Exercise materials:

···

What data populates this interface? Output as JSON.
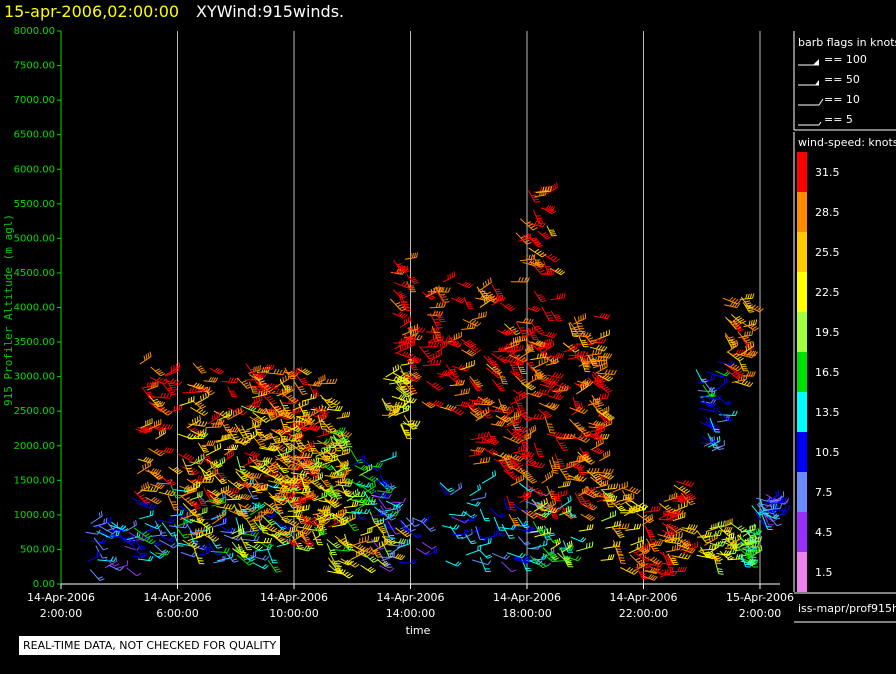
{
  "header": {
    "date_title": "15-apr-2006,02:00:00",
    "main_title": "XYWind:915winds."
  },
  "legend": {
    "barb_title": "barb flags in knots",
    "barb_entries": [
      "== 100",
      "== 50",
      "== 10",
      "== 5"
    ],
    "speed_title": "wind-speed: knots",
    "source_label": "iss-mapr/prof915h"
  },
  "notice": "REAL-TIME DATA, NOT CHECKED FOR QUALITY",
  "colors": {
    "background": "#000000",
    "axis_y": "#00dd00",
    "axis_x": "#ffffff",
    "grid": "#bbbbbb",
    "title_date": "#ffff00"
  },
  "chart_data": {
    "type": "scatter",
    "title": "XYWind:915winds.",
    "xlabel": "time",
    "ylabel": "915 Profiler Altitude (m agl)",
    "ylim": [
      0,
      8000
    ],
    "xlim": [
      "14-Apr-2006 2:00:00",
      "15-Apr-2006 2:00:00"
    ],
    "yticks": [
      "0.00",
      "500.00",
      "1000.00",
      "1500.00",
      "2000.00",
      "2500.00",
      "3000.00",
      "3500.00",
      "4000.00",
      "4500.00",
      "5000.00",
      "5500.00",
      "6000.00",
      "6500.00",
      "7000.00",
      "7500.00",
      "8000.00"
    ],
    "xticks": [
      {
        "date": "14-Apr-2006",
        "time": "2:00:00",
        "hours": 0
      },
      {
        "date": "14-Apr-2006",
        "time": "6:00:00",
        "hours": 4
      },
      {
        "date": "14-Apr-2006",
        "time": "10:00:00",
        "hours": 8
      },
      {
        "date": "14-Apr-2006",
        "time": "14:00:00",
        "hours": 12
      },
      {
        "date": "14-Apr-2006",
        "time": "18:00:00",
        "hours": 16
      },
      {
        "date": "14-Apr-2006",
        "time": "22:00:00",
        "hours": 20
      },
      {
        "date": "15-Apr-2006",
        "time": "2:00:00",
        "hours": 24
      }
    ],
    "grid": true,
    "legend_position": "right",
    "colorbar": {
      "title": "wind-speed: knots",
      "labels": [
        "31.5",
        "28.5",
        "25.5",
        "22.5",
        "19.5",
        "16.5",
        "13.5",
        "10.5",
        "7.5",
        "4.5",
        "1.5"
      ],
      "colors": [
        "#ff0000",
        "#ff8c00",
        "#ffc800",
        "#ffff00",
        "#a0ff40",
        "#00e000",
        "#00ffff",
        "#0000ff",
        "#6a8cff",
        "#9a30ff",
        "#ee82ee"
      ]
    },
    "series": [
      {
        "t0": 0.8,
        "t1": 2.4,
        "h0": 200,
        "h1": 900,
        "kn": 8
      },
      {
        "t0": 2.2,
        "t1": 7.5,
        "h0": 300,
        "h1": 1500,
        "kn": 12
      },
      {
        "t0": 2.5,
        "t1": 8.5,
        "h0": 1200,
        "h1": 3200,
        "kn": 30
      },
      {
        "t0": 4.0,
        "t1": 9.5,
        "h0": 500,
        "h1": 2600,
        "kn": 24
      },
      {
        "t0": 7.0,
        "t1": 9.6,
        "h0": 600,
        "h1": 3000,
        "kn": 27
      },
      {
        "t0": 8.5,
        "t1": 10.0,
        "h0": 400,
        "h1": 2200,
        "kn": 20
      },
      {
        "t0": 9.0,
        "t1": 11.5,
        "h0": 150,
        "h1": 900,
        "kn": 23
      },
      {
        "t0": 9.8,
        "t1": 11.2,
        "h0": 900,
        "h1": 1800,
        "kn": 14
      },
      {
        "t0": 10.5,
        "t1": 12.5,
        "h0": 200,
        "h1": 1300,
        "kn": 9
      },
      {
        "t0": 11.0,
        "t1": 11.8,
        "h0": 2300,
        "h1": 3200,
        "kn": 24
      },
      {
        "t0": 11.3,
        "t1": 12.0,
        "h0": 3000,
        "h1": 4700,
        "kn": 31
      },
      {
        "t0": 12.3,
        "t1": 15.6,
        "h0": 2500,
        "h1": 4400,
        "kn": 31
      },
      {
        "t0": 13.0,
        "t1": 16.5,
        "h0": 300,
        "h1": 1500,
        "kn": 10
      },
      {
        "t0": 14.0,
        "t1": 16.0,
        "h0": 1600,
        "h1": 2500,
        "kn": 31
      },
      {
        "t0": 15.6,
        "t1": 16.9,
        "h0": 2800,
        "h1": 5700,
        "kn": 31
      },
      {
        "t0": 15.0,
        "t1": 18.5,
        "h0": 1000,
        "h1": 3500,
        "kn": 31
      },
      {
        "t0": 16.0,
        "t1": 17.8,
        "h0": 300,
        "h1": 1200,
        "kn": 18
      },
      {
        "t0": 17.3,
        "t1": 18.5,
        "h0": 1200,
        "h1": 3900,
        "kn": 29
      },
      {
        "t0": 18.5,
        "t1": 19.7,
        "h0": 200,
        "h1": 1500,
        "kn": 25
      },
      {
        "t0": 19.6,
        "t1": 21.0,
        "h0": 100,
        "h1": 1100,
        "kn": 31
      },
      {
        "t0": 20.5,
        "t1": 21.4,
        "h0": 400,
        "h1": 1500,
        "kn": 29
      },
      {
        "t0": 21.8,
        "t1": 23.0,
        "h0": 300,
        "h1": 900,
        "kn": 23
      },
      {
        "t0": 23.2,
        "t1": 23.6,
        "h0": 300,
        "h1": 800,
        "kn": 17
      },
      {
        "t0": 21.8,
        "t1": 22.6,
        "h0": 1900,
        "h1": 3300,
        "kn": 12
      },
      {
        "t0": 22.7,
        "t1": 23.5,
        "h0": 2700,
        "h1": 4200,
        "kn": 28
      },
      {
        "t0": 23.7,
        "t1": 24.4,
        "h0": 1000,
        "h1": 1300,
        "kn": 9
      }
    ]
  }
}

···

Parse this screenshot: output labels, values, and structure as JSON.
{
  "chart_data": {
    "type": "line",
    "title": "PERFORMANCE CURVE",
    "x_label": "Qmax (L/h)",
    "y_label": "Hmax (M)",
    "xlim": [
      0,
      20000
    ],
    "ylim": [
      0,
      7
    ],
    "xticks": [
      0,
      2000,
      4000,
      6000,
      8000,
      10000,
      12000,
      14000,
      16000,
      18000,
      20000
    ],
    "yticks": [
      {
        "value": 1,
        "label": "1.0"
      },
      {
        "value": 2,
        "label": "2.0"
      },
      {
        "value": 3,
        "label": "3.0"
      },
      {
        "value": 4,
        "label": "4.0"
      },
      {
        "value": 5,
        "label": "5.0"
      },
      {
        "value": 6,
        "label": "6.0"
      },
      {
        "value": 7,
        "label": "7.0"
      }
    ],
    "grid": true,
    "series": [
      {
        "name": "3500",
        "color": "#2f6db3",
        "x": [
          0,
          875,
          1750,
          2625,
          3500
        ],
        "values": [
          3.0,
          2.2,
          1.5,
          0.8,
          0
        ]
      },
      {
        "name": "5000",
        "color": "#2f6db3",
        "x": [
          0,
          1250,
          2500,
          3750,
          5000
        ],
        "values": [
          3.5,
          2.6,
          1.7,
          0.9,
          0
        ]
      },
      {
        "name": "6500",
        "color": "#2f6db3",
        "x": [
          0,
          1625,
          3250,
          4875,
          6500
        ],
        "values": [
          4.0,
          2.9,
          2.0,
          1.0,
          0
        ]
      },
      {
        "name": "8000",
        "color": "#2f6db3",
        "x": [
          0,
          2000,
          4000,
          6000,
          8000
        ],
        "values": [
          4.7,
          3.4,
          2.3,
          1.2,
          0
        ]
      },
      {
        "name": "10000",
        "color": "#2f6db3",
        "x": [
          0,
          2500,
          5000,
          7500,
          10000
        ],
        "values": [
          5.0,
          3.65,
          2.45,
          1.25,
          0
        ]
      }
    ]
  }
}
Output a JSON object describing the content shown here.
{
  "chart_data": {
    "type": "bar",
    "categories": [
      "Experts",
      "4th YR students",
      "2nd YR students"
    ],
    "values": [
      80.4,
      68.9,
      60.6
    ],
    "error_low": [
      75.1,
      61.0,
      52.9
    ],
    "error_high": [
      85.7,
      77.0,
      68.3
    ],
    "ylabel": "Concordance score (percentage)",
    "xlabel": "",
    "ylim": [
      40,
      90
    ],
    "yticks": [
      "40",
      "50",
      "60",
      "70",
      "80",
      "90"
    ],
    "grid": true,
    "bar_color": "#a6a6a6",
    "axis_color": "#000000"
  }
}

···

Stated exercise: From the entries above, copy every line containing the word "knots".

Finished exercise:
    "barb_title": "barb flags in knots",
    "speed_title": "wind-speed: knots",
      "title": "wind-speed: knots",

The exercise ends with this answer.